**TASK GOAL**
Swap every "cell-text" in the material below for "text-block", keeping all else the same, and leave the pictures out of your answer.

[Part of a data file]
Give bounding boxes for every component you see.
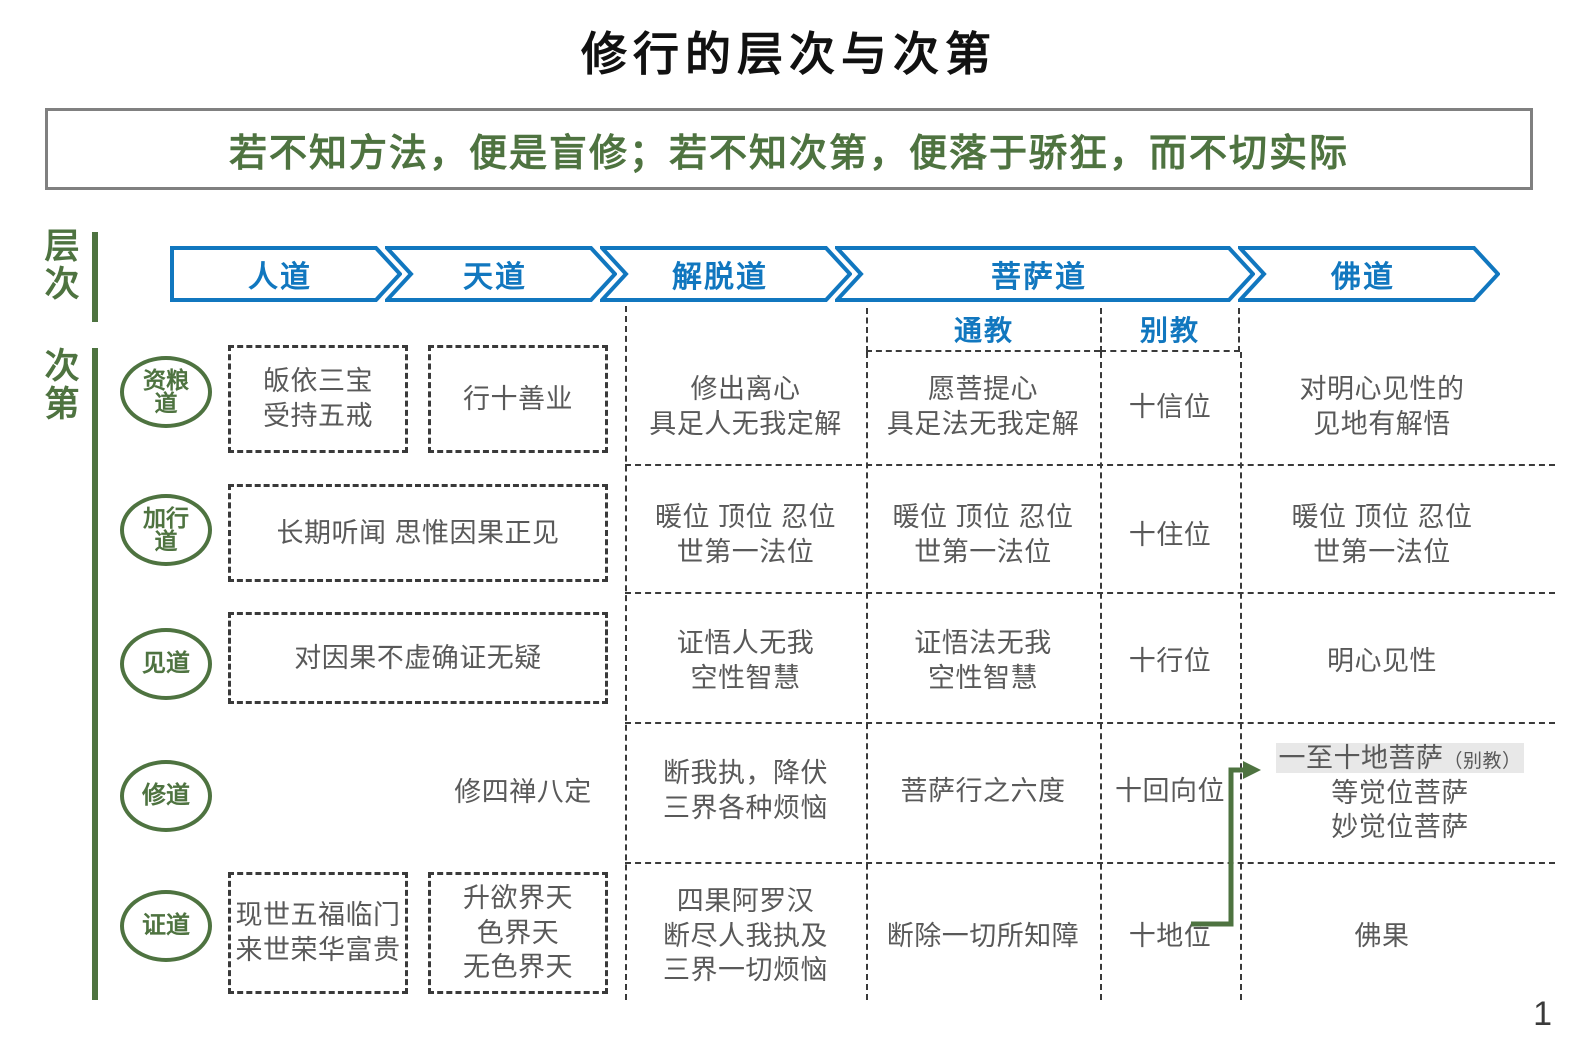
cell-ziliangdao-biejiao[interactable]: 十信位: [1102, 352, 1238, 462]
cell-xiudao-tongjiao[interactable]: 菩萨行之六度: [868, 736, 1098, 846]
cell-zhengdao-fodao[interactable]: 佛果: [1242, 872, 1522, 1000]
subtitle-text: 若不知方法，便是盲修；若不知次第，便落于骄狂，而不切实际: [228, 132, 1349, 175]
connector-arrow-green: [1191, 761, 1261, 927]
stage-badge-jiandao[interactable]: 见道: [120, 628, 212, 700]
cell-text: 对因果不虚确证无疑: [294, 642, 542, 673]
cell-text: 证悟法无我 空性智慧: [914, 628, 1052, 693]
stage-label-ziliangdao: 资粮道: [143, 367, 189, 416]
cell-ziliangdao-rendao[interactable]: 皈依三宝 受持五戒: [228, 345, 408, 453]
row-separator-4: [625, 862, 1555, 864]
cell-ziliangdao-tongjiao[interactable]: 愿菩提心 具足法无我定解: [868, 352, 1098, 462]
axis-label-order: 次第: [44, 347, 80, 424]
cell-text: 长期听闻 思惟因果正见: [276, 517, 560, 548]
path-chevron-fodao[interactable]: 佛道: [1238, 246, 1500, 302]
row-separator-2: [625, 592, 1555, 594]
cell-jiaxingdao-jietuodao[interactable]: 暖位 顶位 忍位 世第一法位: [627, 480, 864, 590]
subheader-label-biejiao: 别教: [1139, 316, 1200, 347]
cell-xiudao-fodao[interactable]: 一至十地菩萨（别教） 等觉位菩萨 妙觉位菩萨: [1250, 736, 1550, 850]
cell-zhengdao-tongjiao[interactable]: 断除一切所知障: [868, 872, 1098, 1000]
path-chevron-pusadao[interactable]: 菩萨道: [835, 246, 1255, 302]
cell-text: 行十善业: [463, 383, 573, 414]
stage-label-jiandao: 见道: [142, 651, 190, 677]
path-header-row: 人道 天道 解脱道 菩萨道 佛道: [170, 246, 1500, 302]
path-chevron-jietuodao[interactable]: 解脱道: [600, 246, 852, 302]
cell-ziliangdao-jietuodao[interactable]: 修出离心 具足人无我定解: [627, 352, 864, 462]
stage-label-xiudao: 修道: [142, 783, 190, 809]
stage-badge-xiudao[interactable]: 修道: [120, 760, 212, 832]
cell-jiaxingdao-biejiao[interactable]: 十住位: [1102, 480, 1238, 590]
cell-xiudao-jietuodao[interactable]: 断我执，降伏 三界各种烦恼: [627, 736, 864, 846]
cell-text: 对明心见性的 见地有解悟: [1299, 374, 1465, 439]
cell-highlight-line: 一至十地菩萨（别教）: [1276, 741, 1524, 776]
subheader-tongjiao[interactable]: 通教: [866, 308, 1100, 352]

**THE SOLUTION**
Give bounding boxes for every component you see.
cell-ziliangdao-biejiao[interactable]: 十信位: [1102, 352, 1238, 462]
cell-xiudao-tongjiao[interactable]: 菩萨行之六度: [868, 736, 1098, 846]
cell-zhengdao-fodao[interactable]: 佛果: [1242, 872, 1522, 1000]
subtitle-text: 若不知方法，便是盲修；若不知次第，便落于骄狂，而不切实际: [228, 132, 1349, 175]
connector-arrow-green: [1191, 761, 1261, 927]
stage-badge-jiandao[interactable]: 见道: [120, 628, 212, 700]
text-block: 对因果不虚确证无疑: [294, 642, 542, 673]
text-block: 证悟法无我 空性智慧: [914, 628, 1052, 693]
stage-label-ziliangdao: 资粮道: [143, 367, 189, 416]
cell-ziliangdao-rendao[interactable]: 皈依三宝 受持五戒: [228, 345, 408, 453]
row-separator-4: [625, 862, 1555, 864]
cell-ziliangdao-tongjiao[interactable]: 愿菩提心 具足法无我定解: [868, 352, 1098, 462]
axis-label-order: 次第: [44, 347, 80, 424]
text-block: 长期听闻 思惟因果正见: [276, 517, 560, 548]
path-chevron-fodao[interactable]: 佛道: [1238, 246, 1500, 302]
row-separator-2: [625, 592, 1555, 594]
cell-jiaxingdao-jietuodao[interactable]: 暖位 顶位 忍位 世第一法位: [627, 480, 864, 590]
subheader-label-biejiao: 别教: [1139, 316, 1200, 347]
cell-xiudao-fodao[interactable]: 一至十地菩萨（别教） 等觉位菩萨 妙觉位菩萨: [1250, 736, 1550, 850]
cell-zhengdao-tongjiao[interactable]: 断除一切所知障: [868, 872, 1098, 1000]
path-chevron-pusadao[interactable]: 菩萨道: [835, 246, 1255, 302]
text-block: 行十善业: [463, 383, 573, 414]
stage-label-jiandao: 见道: [142, 651, 190, 677]
path-header-row: 人道 天道 解脱道 菩萨道 佛道: [170, 246, 1500, 302]
path-chevron-jietuodao[interactable]: 解脱道: [600, 246, 852, 302]
cell-ziliangdao-jietuodao[interactable]: 修出离心 具足人无我定解: [627, 352, 864, 462]
stage-label-xiudao: 修道: [142, 783, 190, 809]
stage-badge-xiudao[interactable]: 修道: [120, 760, 212, 832]
cell-jiaxingdao-biejiao[interactable]: 十住位: [1102, 480, 1238, 590]
cell-xiudao-jietuodao[interactable]: 断我执，降伏 三界各种烦恼: [627, 736, 864, 846]
text-block: 对明心见性的 见地有解悟: [1299, 374, 1465, 439]
cell-highlight-line: 一至十地菩萨（别教）: [1276, 741, 1524, 776]
subheader-tongjiao[interactable]: 通教: [866, 308, 1100, 352]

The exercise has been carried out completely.